- _WORK TO BE COMPLETED_
Reproduce the complete listing without any deviation.

- _SUPPLIED ENTRIES_
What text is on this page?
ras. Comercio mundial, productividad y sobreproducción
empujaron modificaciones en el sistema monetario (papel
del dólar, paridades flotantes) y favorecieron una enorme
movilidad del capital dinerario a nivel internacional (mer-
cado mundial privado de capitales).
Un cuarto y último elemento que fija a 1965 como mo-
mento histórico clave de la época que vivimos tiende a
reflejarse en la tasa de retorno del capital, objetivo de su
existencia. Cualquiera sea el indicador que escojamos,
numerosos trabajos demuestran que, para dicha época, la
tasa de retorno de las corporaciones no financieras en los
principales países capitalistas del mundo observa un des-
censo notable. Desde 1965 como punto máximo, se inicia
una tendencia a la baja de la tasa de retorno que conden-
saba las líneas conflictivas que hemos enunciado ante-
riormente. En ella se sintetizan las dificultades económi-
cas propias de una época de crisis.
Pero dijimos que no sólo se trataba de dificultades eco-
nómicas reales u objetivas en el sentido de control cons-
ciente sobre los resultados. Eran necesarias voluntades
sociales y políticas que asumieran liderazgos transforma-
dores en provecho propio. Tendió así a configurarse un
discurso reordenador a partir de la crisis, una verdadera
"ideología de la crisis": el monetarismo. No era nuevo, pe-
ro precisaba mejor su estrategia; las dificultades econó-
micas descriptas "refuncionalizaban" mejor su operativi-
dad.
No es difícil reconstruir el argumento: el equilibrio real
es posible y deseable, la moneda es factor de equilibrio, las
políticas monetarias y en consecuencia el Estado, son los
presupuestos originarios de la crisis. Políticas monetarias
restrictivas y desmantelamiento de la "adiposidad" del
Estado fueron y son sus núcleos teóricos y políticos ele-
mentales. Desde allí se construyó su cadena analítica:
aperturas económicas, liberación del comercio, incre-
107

- _RESULT OF THE TASK_
What text is on this page?
ras. Comercio mundial, productividad y sobreproducción
empujaron modificaciones en el sistema monetario (papel
del dólar, paridades flotantes) y favorecieron una enorme
movilidad del capital dinerario a nivel internacional (mer-
cado mundial privado de capitales).
Un cuarto y último elemento que fija a 1965 como mo-
mento histórico clave de la época que vivimos tiende a
reflejarse en la tasa de retorno del capital, objetivo de su
existencia. Cualquiera sea el indicador que escojamos,
numerosos trabajos demuestran que, para dicha época, la
tasa de retorno de las corporaciones no financieras en los
principales países capitalistas del mundo observa un des-
censo notable. Desde 1965 como punto máximo, se inicia
una tendencia a la baja de la tasa de retorno que conden-
saba las líneas conflictivas que hemos enunciado ante-
riormente. En ella se sintetizan las dificultades económi-
cas propias de una época de crisis.
Pero dijimos que no sólo se trataba de dificultades eco-
nómicas reales u objetivas en el sentido de control cons-
ciente sobre los resultados. Eran necesarias voluntades
sociales y políticas que asumieran liderazgos transforma-
dores en provecho propio. Tendió así a configurarse un
discurso reordenador a partir de la crisis, una verdadera
"ideología de la crisis": el monetarismo. No era nuevo, pe-
ro precisaba mejor su estrategia; las dificultades econó-
micas descriptas "refuncionalizaban" mejor su operativi-
dad.
No es difícil reconstruir el argumento: el equilibrio real
es posible y deseable, la moneda es factor de equilibrio, las
políticas monetarias y en consecuencia el Estado, son los
presupuestos originarios de la crisis. Políticas monetarias
restrictivas y desmantelamiento de la "adiposidad" del
Estado fueron y son sus núcleos teóricos y políticos ele-
mentales. Desde allí se construyó su cadena analítica:
aperturas económicas, liberación del comercio, incre-
107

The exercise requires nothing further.